Set problem -
Could you transcribe every record below exactly as written, leaving out any pictures?

---------- Provided material ----------

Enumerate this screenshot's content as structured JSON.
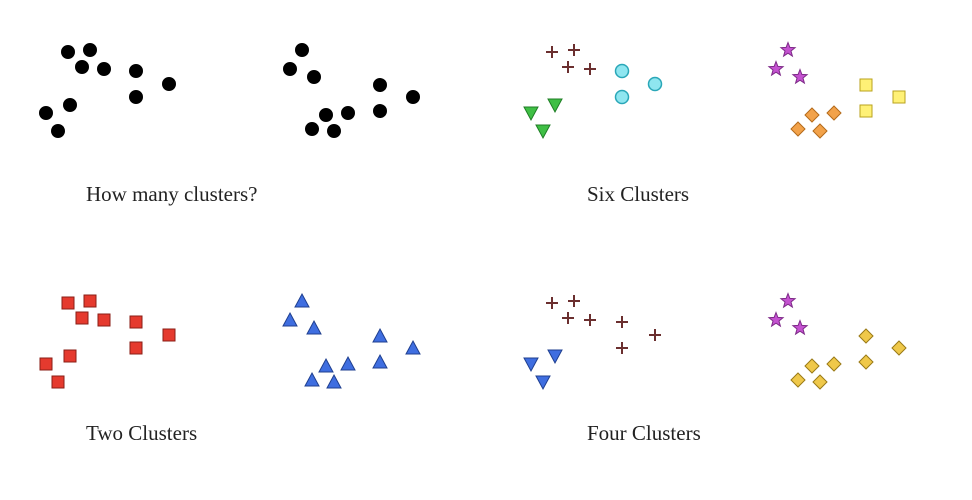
{
  "panels": [
    {
      "caption": "How many clusters?",
      "clusters": [
        {
          "shape": "circle",
          "color": "#000000",
          "stroke": "#000000",
          "points": [
            [
              68,
              52
            ],
            [
              90,
              50
            ],
            [
              82,
              67
            ],
            [
              104,
              69
            ],
            [
              46,
              113
            ],
            [
              70,
              105
            ],
            [
              58,
              131
            ],
            [
              136,
              71
            ],
            [
              136,
              97
            ],
            [
              169,
              84
            ]
          ]
        },
        {
          "shape": "circle",
          "color": "#000000",
          "stroke": "#000000",
          "points": [
            [
              302,
              50
            ],
            [
              290,
              69
            ],
            [
              314,
              77
            ],
            [
              326,
              115
            ],
            [
              348,
              113
            ],
            [
              312,
              129
            ],
            [
              334,
              131
            ],
            [
              380,
              85
            ],
            [
              380,
              111
            ],
            [
              413,
              97
            ]
          ]
        }
      ]
    },
    {
      "caption": "Six Clusters",
      "clusters": [
        {
          "shape": "plus",
          "color": "#6b2f2f",
          "stroke": "#6b2f2f",
          "points": [
            [
              552,
              52
            ],
            [
              574,
              50
            ],
            [
              568,
              67
            ],
            [
              590,
              69
            ]
          ]
        },
        {
          "shape": "circle-outline",
          "color": "#8fe6f0",
          "stroke": "#2aa7b8",
          "points": [
            [
              622,
              71
            ],
            [
              622,
              97
            ],
            [
              655,
              84
            ]
          ]
        },
        {
          "shape": "triangle-down",
          "color": "#3fbf45",
          "stroke": "#1f7d25",
          "points": [
            [
              531,
              113
            ],
            [
              555,
              105
            ],
            [
              543,
              131
            ]
          ]
        },
        {
          "shape": "star",
          "color": "#c452d0",
          "stroke": "#7e2a88",
          "points": [
            [
              788,
              50
            ],
            [
              776,
              69
            ],
            [
              800,
              77
            ]
          ]
        },
        {
          "shape": "diamond",
          "color": "#f2a24a",
          "stroke": "#b46a1a",
          "points": [
            [
              812,
              115
            ],
            [
              834,
              113
            ],
            [
              798,
              129
            ],
            [
              820,
              131
            ]
          ]
        },
        {
          "shape": "square",
          "color": "#fff176",
          "stroke": "#b9a21d",
          "points": [
            [
              866,
              85
            ],
            [
              866,
              111
            ],
            [
              899,
              97
            ]
          ]
        }
      ]
    },
    {
      "caption": "Two Clusters",
      "clusters": [
        {
          "shape": "square",
          "color": "#e53a2e",
          "stroke": "#8a1e16",
          "points": [
            [
              68,
              303
            ],
            [
              90,
              301
            ],
            [
              82,
              318
            ],
            [
              104,
              320
            ],
            [
              46,
              364
            ],
            [
              70,
              356
            ],
            [
              58,
              382
            ],
            [
              136,
              322
            ],
            [
              136,
              348
            ],
            [
              169,
              335
            ]
          ]
        },
        {
          "shape": "triangle-up",
          "color": "#3f6ee0",
          "stroke": "#1f3f8f",
          "points": [
            [
              302,
              301
            ],
            [
              290,
              320
            ],
            [
              314,
              328
            ],
            [
              326,
              366
            ],
            [
              348,
              364
            ],
            [
              312,
              380
            ],
            [
              334,
              382
            ],
            [
              380,
              336
            ],
            [
              380,
              362
            ],
            [
              413,
              348
            ]
          ]
        }
      ]
    },
    {
      "caption": "Four Clusters",
      "clusters": [
        {
          "shape": "plus",
          "color": "#6b2f2f",
          "stroke": "#6b2f2f",
          "points": [
            [
              552,
              303
            ],
            [
              574,
              301
            ],
            [
              568,
              318
            ],
            [
              590,
              320
            ],
            [
              622,
              322
            ],
            [
              622,
              348
            ],
            [
              655,
              335
            ]
          ]
        },
        {
          "shape": "triangle-down",
          "color": "#3f6ee0",
          "stroke": "#1f3f8f",
          "points": [
            [
              531,
              364
            ],
            [
              555,
              356
            ],
            [
              543,
              382
            ]
          ]
        },
        {
          "shape": "star",
          "color": "#c452d0",
          "stroke": "#7e2a88",
          "points": [
            [
              788,
              301
            ],
            [
              776,
              320
            ],
            [
              800,
              328
            ]
          ]
        },
        {
          "shape": "diamond",
          "color": "#efc84a",
          "stroke": "#9a7a16",
          "points": [
            [
              812,
              366
            ],
            [
              834,
              364
            ],
            [
              798,
              380
            ],
            [
              820,
              382
            ],
            [
              866,
              336
            ],
            [
              866,
              362
            ],
            [
              899,
              348
            ]
          ]
        }
      ]
    }
  ]
}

----------

Response below -
Enumerate this screenshot's content as structured JSON.
{
  "panels": [
    {
      "caption": "How many clusters?",
      "clusters": [
        {
          "shape": "circle",
          "color": "#000000",
          "stroke": "#000000",
          "points": [
            [
              68,
              52
            ],
            [
              90,
              50
            ],
            [
              82,
              67
            ],
            [
              104,
              69
            ],
            [
              46,
              113
            ],
            [
              70,
              105
            ],
            [
              58,
              131
            ],
            [
              136,
              71
            ],
            [
              136,
              97
            ],
            [
              169,
              84
            ]
          ]
        },
        {
          "shape": "circle",
          "color": "#000000",
          "stroke": "#000000",
          "points": [
            [
              302,
              50
            ],
            [
              290,
              69
            ],
            [
              314,
              77
            ],
            [
              326,
              115
            ],
            [
              348,
              113
            ],
            [
              312,
              129
            ],
            [
              334,
              131
            ],
            [
              380,
              85
            ],
            [
              380,
              111
            ],
            [
              413,
              97
            ]
          ]
        }
      ]
    },
    {
      "caption": "Six Clusters",
      "clusters": [
        {
          "shape": "plus",
          "color": "#6b2f2f",
          "stroke": "#6b2f2f",
          "points": [
            [
              552,
              52
            ],
            [
              574,
              50
            ],
            [
              568,
              67
            ],
            [
              590,
              69
            ]
          ]
        },
        {
          "shape": "circle-outline",
          "color": "#8fe6f0",
          "stroke": "#2aa7b8",
          "points": [
            [
              622,
              71
            ],
            [
              622,
              97
            ],
            [
              655,
              84
            ]
          ]
        },
        {
          "shape": "triangle-down",
          "color": "#3fbf45",
          "stroke": "#1f7d25",
          "points": [
            [
              531,
              113
            ],
            [
              555,
              105
            ],
            [
              543,
              131
            ]
          ]
        },
        {
          "shape": "star",
          "color": "#c452d0",
          "stroke": "#7e2a88",
          "points": [
            [
              788,
              50
            ],
            [
              776,
              69
            ],
            [
              800,
              77
            ]
          ]
        },
        {
          "shape": "diamond",
          "color": "#f2a24a",
          "stroke": "#b46a1a",
          "points": [
            [
              812,
              115
            ],
            [
              834,
              113
            ],
            [
              798,
              129
            ],
            [
              820,
              131
            ]
          ]
        },
        {
          "shape": "square",
          "color": "#fff176",
          "stroke": "#b9a21d",
          "points": [
            [
              866,
              85
            ],
            [
              866,
              111
            ],
            [
              899,
              97
            ]
          ]
        }
      ]
    },
    {
      "caption": "Two Clusters",
      "clusters": [
        {
          "shape": "square",
          "color": "#e53a2e",
          "stroke": "#8a1e16",
          "points": [
            [
              68,
              303
            ],
            [
              90,
              301
            ],
            [
              82,
              318
            ],
            [
              104,
              320
            ],
            [
              46,
              364
            ],
            [
              70,
              356
            ],
            [
              58,
              382
            ],
            [
              136,
              322
            ],
            [
              136,
              348
            ],
            [
              169,
              335
            ]
          ]
        },
        {
          "shape": "triangle-up",
          "color": "#3f6ee0",
          "stroke": "#1f3f8f",
          "points": [
            [
              302,
              301
            ],
            [
              290,
              320
            ],
            [
              314,
              328
            ],
            [
              326,
              366
            ],
            [
              348,
              364
            ],
            [
              312,
              380
            ],
            [
              334,
              382
            ],
            [
              380,
              336
            ],
            [
              380,
              362
            ],
            [
              413,
              348
            ]
          ]
        }
      ]
    },
    {
      "caption": "Four Clusters",
      "clusters": [
        {
          "shape": "plus",
          "color": "#6b2f2f",
          "stroke": "#6b2f2f",
          "points": [
            [
              552,
              303
            ],
            [
              574,
              301
            ],
            [
              568,
              318
            ],
            [
              590,
              320
            ],
            [
              622,
              322
            ],
            [
              622,
              348
            ],
            [
              655,
              335
            ]
          ]
        },
        {
          "shape": "triangle-down",
          "color": "#3f6ee0",
          "stroke": "#1f3f8f",
          "points": [
            [
              531,
              364
            ],
            [
              555,
              356
            ],
            [
              543,
              382
            ]
          ]
        },
        {
          "shape": "star",
          "color": "#c452d0",
          "stroke": "#7e2a88",
          "points": [
            [
              788,
              301
            ],
            [
              776,
              320
            ],
            [
              800,
              328
            ]
          ]
        },
        {
          "shape": "diamond",
          "color": "#efc84a",
          "stroke": "#9a7a16",
          "points": [
            [
              812,
              366
            ],
            [
              834,
              364
            ],
            [
              798,
              380
            ],
            [
              820,
              382
            ],
            [
              866,
              336
            ],
            [
              866,
              362
            ],
            [
              899,
              348
            ]
          ]
        }
      ]
    }
  ]
}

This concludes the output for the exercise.